→ WHAT IS BEING ASKED
Below is a listing to transcribe in full and exactly; keep the pictures out.

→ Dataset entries
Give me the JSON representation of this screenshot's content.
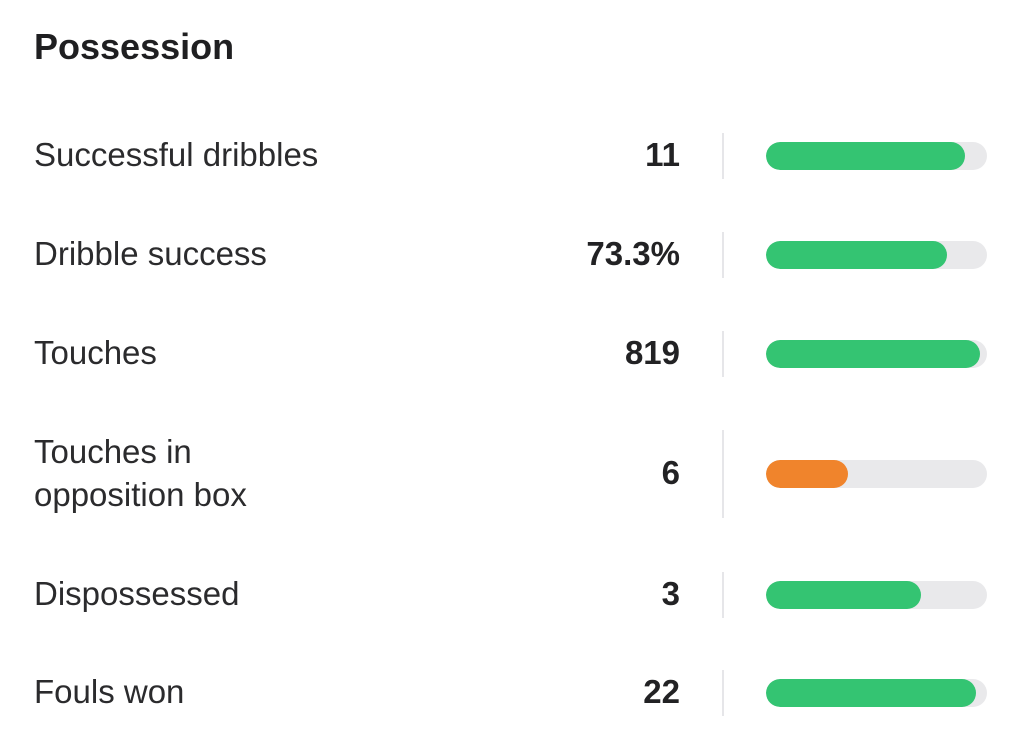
{
  "section": {
    "title": "Possession"
  },
  "colors": {
    "good": "#34c472",
    "warning": "#f0842c",
    "track": "#e9e9eb"
  },
  "stats": [
    {
      "label": "Successful dribbles",
      "value": "11",
      "bar_fraction": 0.9,
      "status": "good"
    },
    {
      "label": "Dribble success",
      "value": "73.3%",
      "bar_fraction": 0.82,
      "status": "good"
    },
    {
      "label": "Touches",
      "value": "819",
      "bar_fraction": 0.97,
      "status": "good"
    },
    {
      "label": "Touches in\nopposition box",
      "value": "6",
      "bar_fraction": 0.37,
      "status": "warning"
    },
    {
      "label": "Dispossessed",
      "value": "3",
      "bar_fraction": 0.7,
      "status": "good"
    },
    {
      "label": "Fouls won",
      "value": "22",
      "bar_fraction": 0.95,
      "status": "good"
    }
  ]
}
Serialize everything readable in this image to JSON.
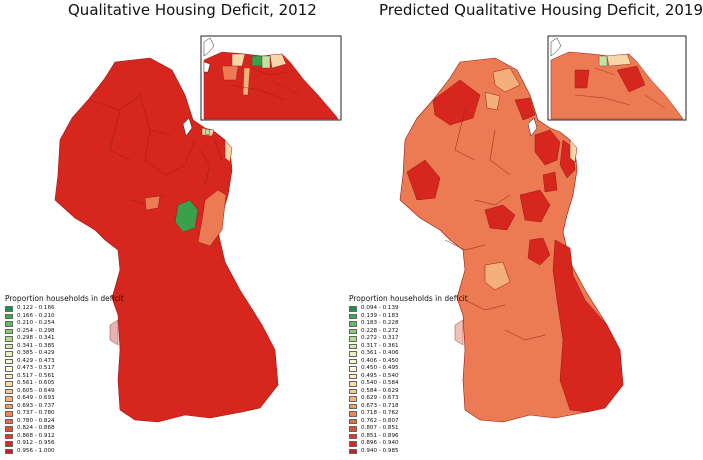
{
  "titles": {
    "left": "Qualitative Housing Deficit, 2012",
    "right": "Predicted Qualitative Housing Deficit, 2019"
  },
  "colors": {
    "red": "#d7261e",
    "orange": "#ec7a52",
    "light_orange": "#f4b07a",
    "pale": "#f7d6a8",
    "green": "#3aa04a",
    "light_green": "#bfe3a5"
  },
  "legend_left": {
    "title": "Proportion households in deficit",
    "items": [
      {
        "label": "0.122 - 0.166",
        "color": "#1a9641"
      },
      {
        "label": "0.166 - 0.210",
        "color": "#3fa94f"
      },
      {
        "label": "0.210 - 0.254",
        "color": "#64bb5e"
      },
      {
        "label": "0.254 - 0.298",
        "color": "#8ccd72"
      },
      {
        "label": "0.298 - 0.341",
        "color": "#b1dd8a"
      },
      {
        "label": "0.341 - 0.385",
        "color": "#cfeaa3"
      },
      {
        "label": "0.385 - 0.429",
        "color": "#e6f3bb"
      },
      {
        "label": "0.429 - 0.473",
        "color": "#f4f8cf"
      },
      {
        "label": "0.473 - 0.517",
        "color": "#fff8d8"
      },
      {
        "label": "0.517 - 0.561",
        "color": "#feeabf"
      },
      {
        "label": "0.561 - 0.605",
        "color": "#fed9a4"
      },
      {
        "label": "0.605 - 0.649",
        "color": "#fdc68a"
      },
      {
        "label": "0.649 - 0.693",
        "color": "#fcb173"
      },
      {
        "label": "0.693 - 0.737",
        "color": "#f99a5e"
      },
      {
        "label": "0.737 - 0.780",
        "color": "#f4824c"
      },
      {
        "label": "0.780 - 0.824",
        "color": "#ec6a3e"
      },
      {
        "label": "0.824 - 0.868",
        "color": "#e35333"
      },
      {
        "label": "0.868 - 0.912",
        "color": "#db3d29"
      },
      {
        "label": "0.912 - 0.956",
        "color": "#d52b21"
      },
      {
        "label": "0.956 - 1.000",
        "color": "#d7191c"
      }
    ]
  },
  "legend_right": {
    "title": "Proportion households in deficit",
    "items": [
      {
        "label": "0.094 - 0.139",
        "color": "#1a9641"
      },
      {
        "label": "0.139 - 0.183",
        "color": "#3fa94f"
      },
      {
        "label": "0.183 - 0.228",
        "color": "#64bb5e"
      },
      {
        "label": "0.228 - 0.272",
        "color": "#8ccd72"
      },
      {
        "label": "0.272 - 0.317",
        "color": "#b1dd8a"
      },
      {
        "label": "0.317 - 0.361",
        "color": "#cfeaa3"
      },
      {
        "label": "0.361 - 0.406",
        "color": "#e6f3bb"
      },
      {
        "label": "0.406 - 0.450",
        "color": "#f4f8cf"
      },
      {
        "label": "0.450 - 0.495",
        "color": "#fff8d8"
      },
      {
        "label": "0.495 - 0.540",
        "color": "#feeabf"
      },
      {
        "label": "0.540 - 0.584",
        "color": "#fed9a4"
      },
      {
        "label": "0.584 - 0.629",
        "color": "#fdc68a"
      },
      {
        "label": "0.629 - 0.673",
        "color": "#fcb173"
      },
      {
        "label": "0.673 - 0.718",
        "color": "#f99a5e"
      },
      {
        "label": "0.718 - 0.762",
        "color": "#f4824c"
      },
      {
        "label": "0.762 - 0.807",
        "color": "#ec6a3e"
      },
      {
        "label": "0.807 - 0.851",
        "color": "#e35333"
      },
      {
        "label": "0.851 - 0.896",
        "color": "#db3d29"
      },
      {
        "label": "0.896 - 0.940",
        "color": "#d52b21"
      },
      {
        "label": "0.940 - 0.985",
        "color": "#d7191c"
      }
    ]
  }
}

→ SOLUTION
Give me the JSON representation of this screenshot's content.
{
  "section": {
    "title": "Possession"
  },
  "colors": {
    "good": "#34c472",
    "warning": "#f0842c",
    "track": "#e9e9eb"
  },
  "stats": [
    {
      "label": "Successful dribbles",
      "value": "11",
      "bar_fraction": 0.9,
      "status": "good"
    },
    {
      "label": "Dribble success",
      "value": "73.3%",
      "bar_fraction": 0.82,
      "status": "good"
    },
    {
      "label": "Touches",
      "value": "819",
      "bar_fraction": 0.97,
      "status": "good"
    },
    {
      "label": "Touches in\nopposition box",
      "value": "6",
      "bar_fraction": 0.37,
      "status": "warning"
    },
    {
      "label": "Dispossessed",
      "value": "3",
      "bar_fraction": 0.7,
      "status": "good"
    },
    {
      "label": "Fouls won",
      "value": "22",
      "bar_fraction": 0.95,
      "status": "good"
    }
  ]
}
Serialize everything readable in this image to JSON.
{
  "titles": {
    "left": "Qualitative Housing Deficit, 2012",
    "right": "Predicted Qualitative Housing Deficit, 2019"
  },
  "colors": {
    "red": "#d7261e",
    "orange": "#ec7a52",
    "light_orange": "#f4b07a",
    "pale": "#f7d6a8",
    "green": "#3aa04a",
    "light_green": "#bfe3a5"
  },
  "legend_left": {
    "title": "Proportion households in deficit",
    "items": [
      {
        "label": "0.122 - 0.166",
        "color": "#1a9641"
      },
      {
        "label": "0.166 - 0.210",
        "color": "#3fa94f"
      },
      {
        "label": "0.210 - 0.254",
        "color": "#64bb5e"
      },
      {
        "label": "0.254 - 0.298",
        "color": "#8ccd72"
      },
      {
        "label": "0.298 - 0.341",
        "color": "#b1dd8a"
      },
      {
        "label": "0.341 - 0.385",
        "color": "#cfeaa3"
      },
      {
        "label": "0.385 - 0.429",
        "color": "#e6f3bb"
      },
      {
        "label": "0.429 - 0.473",
        "color": "#f4f8cf"
      },
      {
        "label": "0.473 - 0.517",
        "color": "#fff8d8"
      },
      {
        "label": "0.517 - 0.561",
        "color": "#feeabf"
      },
      {
        "label": "0.561 - 0.605",
        "color": "#fed9a4"
      },
      {
        "label": "0.605 - 0.649",
        "color": "#fdc68a"
      },
      {
        "label": "0.649 - 0.693",
        "color": "#fcb173"
      },
      {
        "label": "0.693 - 0.737",
        "color": "#f99a5e"
      },
      {
        "label": "0.737 - 0.780",
        "color": "#f4824c"
      },
      {
        "label": "0.780 - 0.824",
        "color": "#ec6a3e"
      },
      {
        "label": "0.824 - 0.868",
        "color": "#e35333"
      },
      {
        "label": "0.868 - 0.912",
        "color": "#db3d29"
      },
      {
        "label": "0.912 - 0.956",
        "color": "#d52b21"
      },
      {
        "label": "0.956 - 1.000",
        "color": "#d7191c"
      }
    ]
  },
  "legend_right": {
    "title": "Proportion households in deficit",
    "items": [
      {
        "label": "0.094 - 0.139",
        "color": "#1a9641"
      },
      {
        "label": "0.139 - 0.183",
        "color": "#3fa94f"
      },
      {
        "label": "0.183 - 0.228",
        "color": "#64bb5e"
      },
      {
        "label": "0.228 - 0.272",
        "color": "#8ccd72"
      },
      {
        "label": "0.272 - 0.317",
        "color": "#b1dd8a"
      },
      {
        "label": "0.317 - 0.361",
        "color": "#cfeaa3"
      },
      {
        "label": "0.361 - 0.406",
        "color": "#e6f3bb"
      },
      {
        "label": "0.406 - 0.450",
        "color": "#f4f8cf"
      },
      {
        "label": "0.450 - 0.495",
        "color": "#fff8d8"
      },
      {
        "label": "0.495 - 0.540",
        "color": "#feeabf"
      },
      {
        "label": "0.540 - 0.584",
        "color": "#fed9a4"
      },
      {
        "label": "0.584 - 0.629",
        "color": "#fdc68a"
      },
      {
        "label": "0.629 - 0.673",
        "color": "#fcb173"
      },
      {
        "label": "0.673 - 0.718",
        "color": "#f99a5e"
      },
      {
        "label": "0.718 - 0.762",
        "color": "#f4824c"
      },
      {
        "label": "0.762 - 0.807",
        "color": "#ec6a3e"
      },
      {
        "label": "0.807 - 0.851",
        "color": "#e35333"
      },
      {
        "label": "0.851 - 0.896",
        "color": "#db3d29"
      },
      {
        "label": "0.896 - 0.940",
        "color": "#d52b21"
      },
      {
        "label": "0.940 - 0.985",
        "color": "#d7191c"
      }
    ]
  }
}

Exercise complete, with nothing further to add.